## BEGIN

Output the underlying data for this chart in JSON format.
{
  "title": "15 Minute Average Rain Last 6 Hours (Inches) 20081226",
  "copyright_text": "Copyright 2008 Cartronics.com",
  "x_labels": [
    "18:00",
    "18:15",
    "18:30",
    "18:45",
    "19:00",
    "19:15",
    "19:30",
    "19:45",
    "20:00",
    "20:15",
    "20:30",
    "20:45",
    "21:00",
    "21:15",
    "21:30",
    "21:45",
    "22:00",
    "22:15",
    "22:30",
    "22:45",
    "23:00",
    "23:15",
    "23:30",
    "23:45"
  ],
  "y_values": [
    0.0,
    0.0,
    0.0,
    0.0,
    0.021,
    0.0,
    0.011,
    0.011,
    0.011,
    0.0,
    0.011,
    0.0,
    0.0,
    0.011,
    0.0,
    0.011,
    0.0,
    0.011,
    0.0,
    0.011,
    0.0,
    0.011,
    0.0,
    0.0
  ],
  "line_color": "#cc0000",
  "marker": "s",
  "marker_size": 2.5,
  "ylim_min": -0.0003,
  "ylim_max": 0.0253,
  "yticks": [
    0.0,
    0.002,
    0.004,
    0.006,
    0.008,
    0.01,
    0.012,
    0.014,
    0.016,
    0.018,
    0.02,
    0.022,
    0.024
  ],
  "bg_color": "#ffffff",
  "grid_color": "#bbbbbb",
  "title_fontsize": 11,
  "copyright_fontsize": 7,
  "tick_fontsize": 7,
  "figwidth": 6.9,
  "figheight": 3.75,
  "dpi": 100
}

## END

Reproduce the material above exactly; please quote every line of it.

Output the underlying data for this chart in JSON format.
{
  "title": "15 Minute Average Rain Last 6 Hours (Inches) 20081226",
  "copyright_text": "Copyright 2008 Cartronics.com",
  "x_labels": [
    "18:00",
    "18:15",
    "18:30",
    "18:45",
    "19:00",
    "19:15",
    "19:30",
    "19:45",
    "20:00",
    "20:15",
    "20:30",
    "20:45",
    "21:00",
    "21:15",
    "21:30",
    "21:45",
    "22:00",
    "22:15",
    "22:30",
    "22:45",
    "23:00",
    "23:15",
    "23:30",
    "23:45"
  ],
  "y_values": [
    0.0,
    0.0,
    0.0,
    0.0,
    0.021,
    0.0,
    0.011,
    0.011,
    0.011,
    0.0,
    0.011,
    0.0,
    0.0,
    0.011,
    0.0,
    0.011,
    0.0,
    0.011,
    0.0,
    0.011,
    0.0,
    0.011,
    0.0,
    0.0
  ],
  "line_color": "#cc0000",
  "marker": "s",
  "marker_size": 2.5,
  "ylim_min": -0.0003,
  "ylim_max": 0.0253,
  "yticks": [
    0.0,
    0.002,
    0.004,
    0.006,
    0.008,
    0.01,
    0.012,
    0.014,
    0.016,
    0.018,
    0.02,
    0.022,
    0.024
  ],
  "bg_color": "#ffffff",
  "grid_color": "#bbbbbb",
  "title_fontsize": 11,
  "copyright_fontsize": 7,
  "tick_fontsize": 7,
  "figwidth": 6.9,
  "figheight": 3.75,
  "dpi": 100
}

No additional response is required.